Items from a dataset:
┄┄┄┄┄┄┄┄┄┄┄┄┄┄┄┄┄┄┄┄

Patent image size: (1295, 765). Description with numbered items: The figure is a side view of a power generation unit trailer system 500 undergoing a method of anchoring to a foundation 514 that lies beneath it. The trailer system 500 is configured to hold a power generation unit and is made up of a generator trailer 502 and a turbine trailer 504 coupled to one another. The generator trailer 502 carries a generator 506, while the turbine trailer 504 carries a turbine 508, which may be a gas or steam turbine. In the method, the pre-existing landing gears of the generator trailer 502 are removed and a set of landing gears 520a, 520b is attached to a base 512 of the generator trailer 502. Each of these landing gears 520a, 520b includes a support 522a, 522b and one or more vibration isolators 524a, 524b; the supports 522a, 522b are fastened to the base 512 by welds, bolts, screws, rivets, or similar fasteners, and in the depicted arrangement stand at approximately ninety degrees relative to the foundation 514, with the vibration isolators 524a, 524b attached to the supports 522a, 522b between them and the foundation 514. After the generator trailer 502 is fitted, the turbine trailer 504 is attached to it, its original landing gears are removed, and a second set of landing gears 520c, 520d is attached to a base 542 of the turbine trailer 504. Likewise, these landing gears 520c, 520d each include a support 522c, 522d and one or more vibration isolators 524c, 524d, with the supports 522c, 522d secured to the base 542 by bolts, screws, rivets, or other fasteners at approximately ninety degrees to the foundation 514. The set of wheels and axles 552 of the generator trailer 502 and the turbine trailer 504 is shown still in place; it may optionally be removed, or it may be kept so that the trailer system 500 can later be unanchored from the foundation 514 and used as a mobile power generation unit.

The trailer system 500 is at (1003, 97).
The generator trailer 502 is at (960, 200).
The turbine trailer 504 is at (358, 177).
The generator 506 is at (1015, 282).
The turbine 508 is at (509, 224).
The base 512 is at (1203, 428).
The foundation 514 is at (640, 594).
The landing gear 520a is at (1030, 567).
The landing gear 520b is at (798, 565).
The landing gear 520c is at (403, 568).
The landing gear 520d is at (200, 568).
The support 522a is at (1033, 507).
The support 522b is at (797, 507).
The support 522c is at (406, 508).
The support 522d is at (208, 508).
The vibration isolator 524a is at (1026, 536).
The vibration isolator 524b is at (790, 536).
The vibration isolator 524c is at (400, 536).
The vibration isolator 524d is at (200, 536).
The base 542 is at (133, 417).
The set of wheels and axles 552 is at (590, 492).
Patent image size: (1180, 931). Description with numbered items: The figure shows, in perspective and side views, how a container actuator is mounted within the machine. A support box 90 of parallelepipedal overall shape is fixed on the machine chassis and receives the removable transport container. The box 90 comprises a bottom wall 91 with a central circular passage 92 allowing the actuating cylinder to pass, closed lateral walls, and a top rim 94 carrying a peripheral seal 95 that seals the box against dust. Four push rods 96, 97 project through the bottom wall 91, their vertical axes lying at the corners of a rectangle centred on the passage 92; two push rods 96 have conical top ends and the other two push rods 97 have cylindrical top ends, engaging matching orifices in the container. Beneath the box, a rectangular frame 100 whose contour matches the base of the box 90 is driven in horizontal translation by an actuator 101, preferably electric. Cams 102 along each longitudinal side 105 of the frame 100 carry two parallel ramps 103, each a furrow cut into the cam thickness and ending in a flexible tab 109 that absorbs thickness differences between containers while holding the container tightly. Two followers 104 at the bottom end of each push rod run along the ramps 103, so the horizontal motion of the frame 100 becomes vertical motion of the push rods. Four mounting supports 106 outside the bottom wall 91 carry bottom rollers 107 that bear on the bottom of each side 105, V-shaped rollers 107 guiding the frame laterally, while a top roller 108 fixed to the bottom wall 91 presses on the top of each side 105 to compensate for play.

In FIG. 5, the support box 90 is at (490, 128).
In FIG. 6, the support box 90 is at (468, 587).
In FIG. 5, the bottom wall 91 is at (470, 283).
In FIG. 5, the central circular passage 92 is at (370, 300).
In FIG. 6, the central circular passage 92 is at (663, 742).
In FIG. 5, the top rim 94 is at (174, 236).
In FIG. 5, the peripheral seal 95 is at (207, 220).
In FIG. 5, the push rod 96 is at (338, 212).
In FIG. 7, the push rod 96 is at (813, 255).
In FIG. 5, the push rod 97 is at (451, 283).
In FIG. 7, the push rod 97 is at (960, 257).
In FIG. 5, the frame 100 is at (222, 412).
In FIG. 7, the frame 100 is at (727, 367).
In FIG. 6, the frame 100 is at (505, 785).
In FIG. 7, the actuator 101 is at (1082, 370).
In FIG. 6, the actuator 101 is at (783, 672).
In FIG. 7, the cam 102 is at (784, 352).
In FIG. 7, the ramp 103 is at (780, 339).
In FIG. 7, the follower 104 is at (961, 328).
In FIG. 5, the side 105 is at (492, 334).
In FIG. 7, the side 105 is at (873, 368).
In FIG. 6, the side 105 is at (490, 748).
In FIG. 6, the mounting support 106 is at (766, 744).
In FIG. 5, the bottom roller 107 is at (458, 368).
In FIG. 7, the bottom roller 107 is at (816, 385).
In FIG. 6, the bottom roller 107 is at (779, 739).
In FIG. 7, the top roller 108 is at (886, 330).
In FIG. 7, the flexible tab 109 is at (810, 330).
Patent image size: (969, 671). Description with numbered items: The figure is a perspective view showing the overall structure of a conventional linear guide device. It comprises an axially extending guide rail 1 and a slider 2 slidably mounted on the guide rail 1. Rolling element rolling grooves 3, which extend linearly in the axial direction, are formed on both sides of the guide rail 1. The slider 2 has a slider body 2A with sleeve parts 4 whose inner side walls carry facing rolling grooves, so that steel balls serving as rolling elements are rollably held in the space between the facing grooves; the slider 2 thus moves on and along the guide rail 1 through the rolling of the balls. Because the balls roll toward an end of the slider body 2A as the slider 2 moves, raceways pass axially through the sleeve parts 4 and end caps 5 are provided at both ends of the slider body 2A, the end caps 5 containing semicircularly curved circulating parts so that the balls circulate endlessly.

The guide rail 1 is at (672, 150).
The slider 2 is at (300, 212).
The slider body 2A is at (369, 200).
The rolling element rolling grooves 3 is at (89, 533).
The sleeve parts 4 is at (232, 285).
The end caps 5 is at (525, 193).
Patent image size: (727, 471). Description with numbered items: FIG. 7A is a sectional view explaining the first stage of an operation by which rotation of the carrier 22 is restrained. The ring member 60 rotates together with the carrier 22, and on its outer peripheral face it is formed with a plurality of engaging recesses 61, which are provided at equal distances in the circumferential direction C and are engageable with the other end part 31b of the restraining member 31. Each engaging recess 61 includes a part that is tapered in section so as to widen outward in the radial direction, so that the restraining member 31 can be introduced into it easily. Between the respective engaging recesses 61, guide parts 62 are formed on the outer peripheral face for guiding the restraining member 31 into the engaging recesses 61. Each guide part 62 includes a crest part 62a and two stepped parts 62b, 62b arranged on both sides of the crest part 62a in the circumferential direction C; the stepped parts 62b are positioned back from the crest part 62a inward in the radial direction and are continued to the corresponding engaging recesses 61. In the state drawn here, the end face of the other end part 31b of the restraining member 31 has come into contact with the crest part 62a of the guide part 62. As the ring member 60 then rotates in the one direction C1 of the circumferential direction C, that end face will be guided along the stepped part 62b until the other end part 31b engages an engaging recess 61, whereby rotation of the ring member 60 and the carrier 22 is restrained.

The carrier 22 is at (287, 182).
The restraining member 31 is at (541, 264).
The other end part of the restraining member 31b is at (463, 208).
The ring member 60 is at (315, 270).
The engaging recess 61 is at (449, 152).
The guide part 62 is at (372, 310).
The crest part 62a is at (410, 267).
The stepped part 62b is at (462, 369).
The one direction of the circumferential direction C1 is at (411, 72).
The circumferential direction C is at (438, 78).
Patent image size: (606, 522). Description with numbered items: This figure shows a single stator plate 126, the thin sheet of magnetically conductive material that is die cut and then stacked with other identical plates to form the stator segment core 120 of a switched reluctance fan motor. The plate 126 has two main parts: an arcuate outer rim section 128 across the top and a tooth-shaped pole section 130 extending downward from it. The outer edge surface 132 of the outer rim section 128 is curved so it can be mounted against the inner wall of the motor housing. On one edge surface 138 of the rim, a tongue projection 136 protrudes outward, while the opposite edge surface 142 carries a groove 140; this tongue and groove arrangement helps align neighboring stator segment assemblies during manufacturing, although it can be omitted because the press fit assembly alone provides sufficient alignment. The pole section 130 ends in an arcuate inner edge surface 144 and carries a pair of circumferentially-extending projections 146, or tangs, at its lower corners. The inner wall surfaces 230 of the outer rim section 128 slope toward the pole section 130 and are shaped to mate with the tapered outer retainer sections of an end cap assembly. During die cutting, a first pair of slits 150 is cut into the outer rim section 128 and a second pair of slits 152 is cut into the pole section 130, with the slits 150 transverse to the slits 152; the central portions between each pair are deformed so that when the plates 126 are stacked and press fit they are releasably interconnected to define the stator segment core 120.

┄┄┄┄┄┄┄┄┄┄┄┄┄┄┄┄┄┄┄┄

• Given exercise: Copy out, word for word, the stretch of the data from the line containing "Patent image size: (969, 671)." through the line containing "The end caps 5 is at (525, 193).".

• In response:
Patent image size: (969, 671). Description with numbered items: The figure is a perspective view showing the overall structure of a conventional linear guide device. It comprises an axially extending guide rail 1 and a slider 2 slidably mounted on the guide rail 1. Rolling element rolling grooves 3, which extend linearly in the axial direction, are formed on both sides of the guide rail 1. The slider 2 has a slider body 2A with sleeve parts 4 whose inner side walls carry facing rolling grooves, so that steel balls serving as rolling elements are rollably held in the space between the facing grooves; the slider 2 thus moves on and along the guide rail 1 through the rolling of the balls. Because the balls roll toward an end of the slider body 2A as the slider 2 moves, raceways pass axially through the sleeve parts 4 and end caps 5 are provided at both ends of the slider body 2A, the end caps 5 containing semicircularly curved circulating parts so that the balls circulate endlessly.

The guide rail 1 is at (672, 150).
The slider 2 is at (300, 212).
The slider body 2A is at (369, 200).
The rolling element rolling grooves 3 is at (89, 533).
The sleeve parts 4 is at (232, 285).
The end caps 5 is at (525, 193).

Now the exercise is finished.